**DATA FOR PROCESSING**

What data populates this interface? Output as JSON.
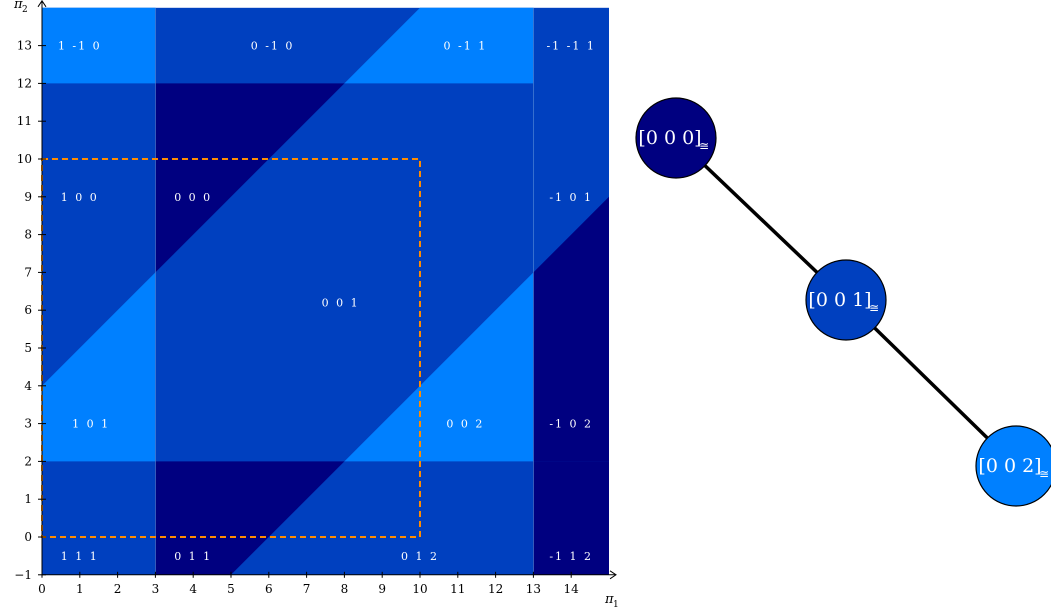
{
  "axes": {
    "x_label": "π",
    "x_label_sub": "1",
    "y_label": "π",
    "y_label_sub": "2",
    "x_ticks": [
      0,
      1,
      2,
      3,
      4,
      5,
      6,
      7,
      8,
      9,
      10,
      11,
      12,
      13,
      14
    ],
    "y_ticks": [
      -1,
      0,
      1,
      2,
      3,
      4,
      5,
      6,
      7,
      8,
      9,
      10,
      11,
      12,
      13
    ],
    "x_range": [
      0,
      15
    ],
    "y_range": [
      -1,
      14
    ]
  },
  "colors": {
    "level0": "#000080",
    "level1": "#0040bf",
    "level2": "#0080ff",
    "box": "#ff8c00",
    "edge": "#000000"
  },
  "grid": {
    "cols": [
      [
        0,
        3
      ],
      [
        3,
        13
      ],
      [
        13,
        15
      ]
    ],
    "rows": [
      [
        -1,
        2
      ],
      [
        2,
        12
      ],
      [
        12,
        14
      ]
    ]
  },
  "regions": [
    {
      "label": "1 -1 0",
      "x": 1,
      "y": 13
    },
    {
      "label": "0 -1 0",
      "x": 6.1,
      "y": 13
    },
    {
      "label": "0 -1 1",
      "x": 11.2,
      "y": 13
    },
    {
      "label": "-1 -1 1",
      "x": 14,
      "y": 13
    },
    {
      "label": "1 0 0",
      "x": 1,
      "y": 9
    },
    {
      "label": "0 0 0",
      "x": 4,
      "y": 9
    },
    {
      "label": "-1 0 1",
      "x": 14,
      "y": 9
    },
    {
      "label": "0 0 1",
      "x": 7.9,
      "y": 6.2
    },
    {
      "label": "1 0 1",
      "x": 1.3,
      "y": 3
    },
    {
      "label": "0 0 2",
      "x": 11.2,
      "y": 3
    },
    {
      "label": "-1 0 2",
      "x": 14,
      "y": 3
    },
    {
      "label": "1 1 1",
      "x": 1,
      "y": -0.5
    },
    {
      "label": "0 1 1",
      "x": 4,
      "y": -0.5
    },
    {
      "label": "0 1 2",
      "x": 10,
      "y": -0.5
    },
    {
      "label": "-1 1 2",
      "x": 14,
      "y": -0.5
    }
  ],
  "box": {
    "x": [
      0,
      10
    ],
    "y": [
      0,
      10
    ]
  },
  "graph": {
    "nodes": [
      {
        "label": "[0 0 0]",
        "sub": "≅",
        "level": 0
      },
      {
        "label": "[0 0 1]",
        "sub": "≅",
        "level": 1
      },
      {
        "label": "[0 0 2]",
        "sub": "≅",
        "level": 2
      }
    ],
    "edges": [
      [
        0,
        1
      ],
      [
        1,
        2
      ]
    ]
  }
}
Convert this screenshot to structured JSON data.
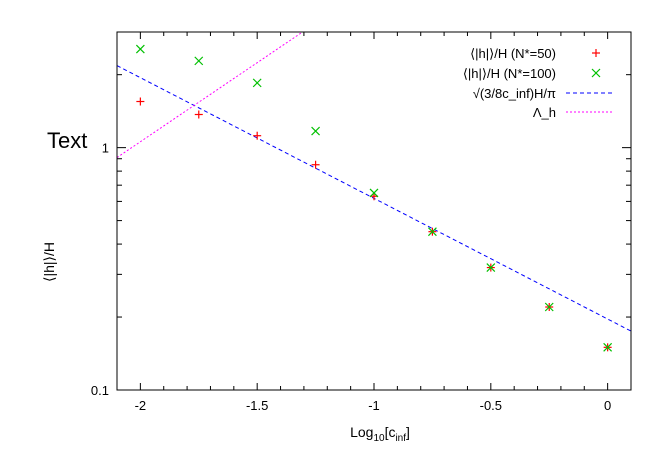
{
  "chart_data": {
    "type": "scatter",
    "overlay_text": "Text",
    "xlabel": "Log",
    "xlabel_sub": "10",
    "xlabel_bracket": "[c",
    "xlabel_bracket_sub": "inf",
    "xlabel_end": "]",
    "ylabel": "⟨|h|⟩/H",
    "xlim": [
      -2.1,
      0.1
    ],
    "ylim": [
      0.1,
      3.0
    ],
    "yscale": "log",
    "grid": false,
    "legend_position": "top-right",
    "x_ticks": [
      -2,
      -1.5,
      -1,
      -0.5,
      0
    ],
    "x_tick_labels": [
      "-2",
      "-1.5",
      "-1",
      "-0.5",
      "0"
    ],
    "y_ticks": [
      0.1,
      1
    ],
    "y_tick_labels": [
      "0.1",
      "1"
    ],
    "series": [
      {
        "name": "⟨|h|⟩/H (N*=50)",
        "marker": "plus",
        "color": "#ff0000",
        "x": [
          -2,
          -1.75,
          -1.5,
          -1.25,
          -1,
          -0.75,
          -0.5,
          -0.25,
          0
        ],
        "y": [
          1.55,
          1.37,
          1.12,
          0.85,
          0.63,
          0.45,
          0.32,
          0.22,
          0.15
        ]
      },
      {
        "name": "⟨|h|⟩/H (N*=100)",
        "marker": "cross",
        "color": "#00c000",
        "x": [
          -2,
          -1.75,
          -1.5,
          -1.25,
          -1,
          -0.75,
          -0.5,
          -0.25,
          0
        ],
        "y": [
          2.55,
          2.28,
          1.85,
          1.17,
          0.65,
          0.45,
          0.32,
          0.22,
          0.15
        ]
      },
      {
        "name": "√(3/8c_inf)H/π",
        "type": "line",
        "style": "dashed",
        "color": "#0000ff",
        "x": [
          -2.1,
          0.1
        ],
        "y": [
          2.18,
          0.175
        ]
      },
      {
        "name": "Λ_h",
        "type": "line",
        "style": "dotted",
        "color": "#ff00ff",
        "x": [
          -2.1,
          -1.0
        ],
        "y": [
          0.91,
          4.75
        ]
      }
    ]
  }
}
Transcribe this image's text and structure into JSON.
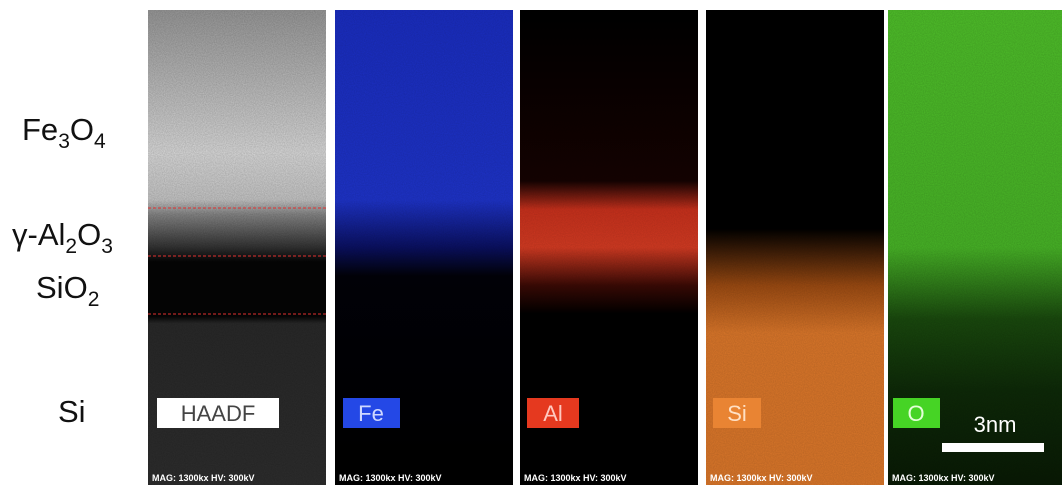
{
  "layer_labels": [
    [
      "Fe",
      "3",
      "O",
      "4"
    ],
    [
      "γ-Al",
      "2",
      "O",
      "3"
    ],
    [
      "SiO",
      "2"
    ],
    [
      "Si"
    ]
  ],
  "panels": [
    {
      "tag": "HAADF",
      "footer": "MAG: 1300kx HV: 300kV"
    },
    {
      "tag": "Fe",
      "footer": "MAG: 1300kx HV: 300kV"
    },
    {
      "tag": "Al",
      "footer": "MAG: 1300kx HV: 300kV"
    },
    {
      "tag": "Si",
      "footer": "MAG: 1300kx HV: 300kV"
    },
    {
      "tag": "O",
      "footer": "MAG: 1300kx HV: 300kV"
    }
  ],
  "scale_bar": "3nm"
}
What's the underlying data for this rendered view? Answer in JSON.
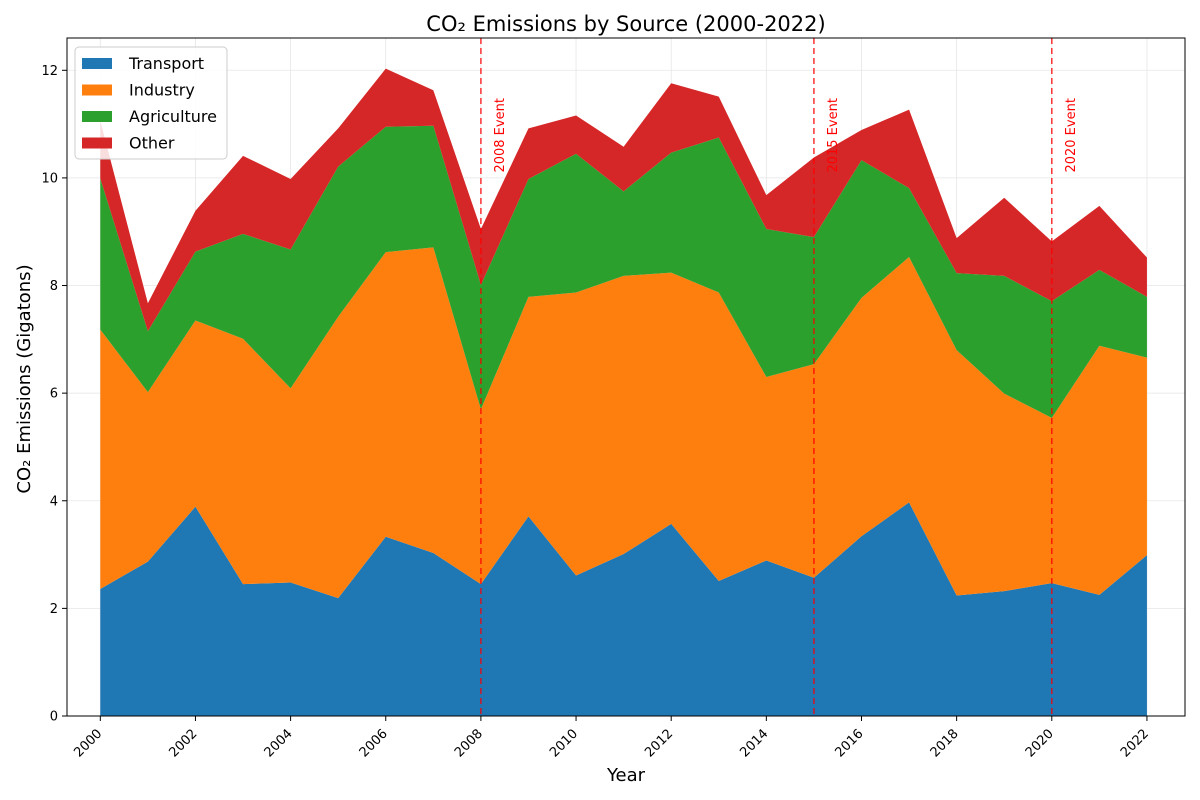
{
  "chart_data": {
    "type": "area",
    "stacked": true,
    "title": "CO₂ Emissions by Source (2000-2022)",
    "xlabel": "Year",
    "ylabel": "CO₂ Emissions (Gigatons)",
    "x": [
      2000,
      2001,
      2002,
      2003,
      2004,
      2005,
      2006,
      2007,
      2008,
      2009,
      2010,
      2011,
      2012,
      2013,
      2014,
      2015,
      2016,
      2017,
      2018,
      2019,
      2020,
      2021,
      2022
    ],
    "xlim": [
      1999.3,
      2022.8
    ],
    "ylim": [
      0,
      12.6
    ],
    "x_ticks": [
      2000,
      2002,
      2004,
      2006,
      2008,
      2010,
      2012,
      2014,
      2016,
      2018,
      2020,
      2022
    ],
    "y_ticks": [
      0,
      2,
      4,
      6,
      8,
      10,
      12
    ],
    "grid": true,
    "legend_position": "top-left",
    "series": [
      {
        "name": "Transport",
        "color": "#1f77b4",
        "values": [
          2.36,
          2.87,
          3.89,
          2.45,
          2.48,
          2.19,
          3.33,
          3.03,
          2.45,
          3.71,
          2.61,
          3.01,
          3.57,
          2.51,
          2.89,
          2.57,
          3.34,
          3.97,
          2.24,
          2.32,
          2.47,
          2.25,
          2.99
        ]
      },
      {
        "name": "Industry",
        "color": "#ff7f0e",
        "values": [
          4.82,
          3.15,
          3.46,
          4.56,
          3.61,
          5.23,
          5.29,
          5.68,
          3.25,
          4.08,
          5.26,
          5.17,
          4.67,
          5.36,
          3.41,
          3.97,
          4.43,
          4.56,
          4.56,
          3.67,
          3.07,
          4.63,
          3.67
        ]
      },
      {
        "name": "Agriculture",
        "color": "#2ca02c",
        "values": [
          2.81,
          1.13,
          1.28,
          1.95,
          2.58,
          2.79,
          2.33,
          2.26,
          2.31,
          2.19,
          2.58,
          1.57,
          2.23,
          2.88,
          2.75,
          2.36,
          2.56,
          1.28,
          1.43,
          2.19,
          2.17,
          1.41,
          1.13
        ]
      },
      {
        "name": "Other",
        "color": "#d62728",
        "values": [
          1.07,
          0.52,
          0.76,
          1.45,
          1.31,
          0.71,
          1.08,
          0.66,
          1.04,
          0.94,
          0.71,
          0.83,
          1.29,
          0.76,
          0.63,
          1.48,
          0.56,
          1.46,
          0.65,
          1.45,
          1.11,
          1.19,
          0.73
        ]
      }
    ],
    "annotations": [
      {
        "x": 2008,
        "label": "2008 Event",
        "color": "#ff0000"
      },
      {
        "x": 2015,
        "label": "2015 Event",
        "color": "#ff0000"
      },
      {
        "x": 2020,
        "label": "2020 Event",
        "color": "#ff0000"
      }
    ]
  }
}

**GOAL OF THE EXERCISE**
Report the number of lines in the listing above that include the word "JSON", and nothing else.

**FULL ANSWER**
4